__What is expected__
All the entries need to be quoted exactly, apart from the pictures, which you should drop.

┄┄┄┄┄┄┄┄┄┄

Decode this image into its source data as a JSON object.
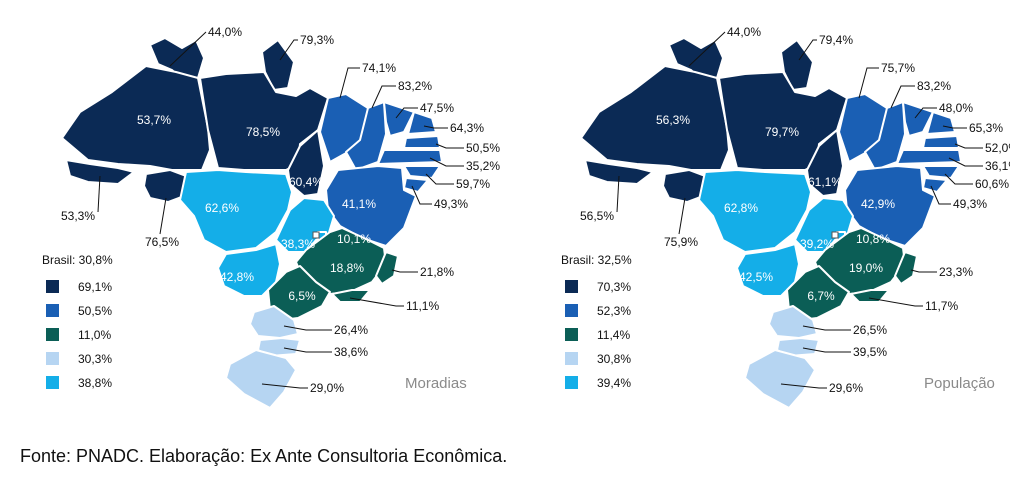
{
  "colors": {
    "N": "#0b2a55",
    "NE": "#1a5fb4",
    "SE": "#0b5e56",
    "S": "#b6d5f2",
    "CO": "#14aee8",
    "border": "#ffffff"
  },
  "maps": [
    {
      "title": "Moradias",
      "legend_title": "Brasil: 30,8%",
      "legend": [
        {
          "color": "#0b2a55",
          "label": "69,1%"
        },
        {
          "color": "#1a5fb4",
          "label": "50,5%"
        },
        {
          "color": "#0b5e56",
          "label": "11,0%"
        },
        {
          "color": "#b6d5f2",
          "label": "30,3%"
        },
        {
          "color": "#14aee8",
          "label": "38,8%"
        }
      ],
      "states": {
        "RR": "44,0%",
        "AP": "79,3%",
        "AM": "53,7%",
        "PA": "78,5%",
        "AC": "53,3%",
        "RO": "76,5%",
        "TO": "60,4%",
        "MA": "74,1%",
        "PI": "83,2%",
        "CE": "47,5%",
        "RN": "64,3%",
        "PB": "50,5%",
        "PE": "35,2%",
        "AL": "59,7%",
        "SE": "49,3%",
        "BA": "41,1%",
        "MT": "62,6%",
        "GO": "38,3%",
        "DF": "10,1%",
        "MS": "42,8%",
        "MG": "18,8%",
        "ES": "21,8%",
        "SP": "6,5%",
        "RJ": "11,1%",
        "PR": "26,4%",
        "SC": "38,6%",
        "RS": "29,0%"
      }
    },
    {
      "title": "População",
      "legend_title": "Brasil: 32,5%",
      "legend": [
        {
          "color": "#0b2a55",
          "label": "70,3%"
        },
        {
          "color": "#1a5fb4",
          "label": "52,3%"
        },
        {
          "color": "#0b5e56",
          "label": "11,4%"
        },
        {
          "color": "#b6d5f2",
          "label": "30,8%"
        },
        {
          "color": "#14aee8",
          "label": "39,4%"
        }
      ],
      "states": {
        "RR": "44,0%",
        "AP": "79,4%",
        "AM": "56,3%",
        "PA": "79,7%",
        "AC": "56,5%",
        "RO": "75,9%",
        "TO": "61,1%",
        "MA": "75,7%",
        "PI": "83,2%",
        "CE": "48,0%",
        "RN": "65,3%",
        "PB": "52,0%",
        "PE": "36,1%",
        "AL": "60,6%",
        "SE": "49,3%",
        "BA": "42,9%",
        "MT": "62,8%",
        "GO": "39,2%",
        "DF": "10,8%",
        "MS": "42,5%",
        "MG": "19,0%",
        "ES": "23,3%",
        "SP": "6,7%",
        "RJ": "11,7%",
        "PR": "26,5%",
        "SC": "39,5%",
        "RS": "29,6%"
      }
    }
  ],
  "source": "Fonte: PNADC. Elaboração: Ex Ante Consultoria Econômica."
}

┄┄┄┄┄┄┄┄┄┄

__Task output__
Decode this image into its source data as a JSON object.
{
  "colors": {
    "N": "#0b2a55",
    "NE": "#1a5fb4",
    "SE": "#0b5e56",
    "S": "#b6d5f2",
    "CO": "#14aee8",
    "border": "#ffffff"
  },
  "maps": [
    {
      "title": "Moradias",
      "legend_title": "Brasil: 30,8%",
      "legend": [
        {
          "color": "#0b2a55",
          "label": "69,1%"
        },
        {
          "color": "#1a5fb4",
          "label": "50,5%"
        },
        {
          "color": "#0b5e56",
          "label": "11,0%"
        },
        {
          "color": "#b6d5f2",
          "label": "30,3%"
        },
        {
          "color": "#14aee8",
          "label": "38,8%"
        }
      ],
      "states": {
        "RR": "44,0%",
        "AP": "79,3%",
        "AM": "53,7%",
        "PA": "78,5%",
        "AC": "53,3%",
        "RO": "76,5%",
        "TO": "60,4%",
        "MA": "74,1%",
        "PI": "83,2%",
        "CE": "47,5%",
        "RN": "64,3%",
        "PB": "50,5%",
        "PE": "35,2%",
        "AL": "59,7%",
        "SE": "49,3%",
        "BA": "41,1%",
        "MT": "62,6%",
        "GO": "38,3%",
        "DF": "10,1%",
        "MS": "42,8%",
        "MG": "18,8%",
        "ES": "21,8%",
        "SP": "6,5%",
        "RJ": "11,1%",
        "PR": "26,4%",
        "SC": "38,6%",
        "RS": "29,0%"
      }
    },
    {
      "title": "População",
      "legend_title": "Brasil: 32,5%",
      "legend": [
        {
          "color": "#0b2a55",
          "label": "70,3%"
        },
        {
          "color": "#1a5fb4",
          "label": "52,3%"
        },
        {
          "color": "#0b5e56",
          "label": "11,4%"
        },
        {
          "color": "#b6d5f2",
          "label": "30,8%"
        },
        {
          "color": "#14aee8",
          "label": "39,4%"
        }
      ],
      "states": {
        "RR": "44,0%",
        "AP": "79,4%",
        "AM": "56,3%",
        "PA": "79,7%",
        "AC": "56,5%",
        "RO": "75,9%",
        "TO": "61,1%",
        "MA": "75,7%",
        "PI": "83,2%",
        "CE": "48,0%",
        "RN": "65,3%",
        "PB": "52,0%",
        "PE": "36,1%",
        "AL": "60,6%",
        "SE": "49,3%",
        "BA": "42,9%",
        "MT": "62,8%",
        "GO": "39,2%",
        "DF": "10,8%",
        "MS": "42,5%",
        "MG": "19,0%",
        "ES": "23,3%",
        "SP": "6,7%",
        "RJ": "11,7%",
        "PR": "26,5%",
        "SC": "39,5%",
        "RS": "29,6%"
      }
    }
  ],
  "source": "Fonte: PNADC. Elaboração: Ex Ante Consultoria Econômica."
}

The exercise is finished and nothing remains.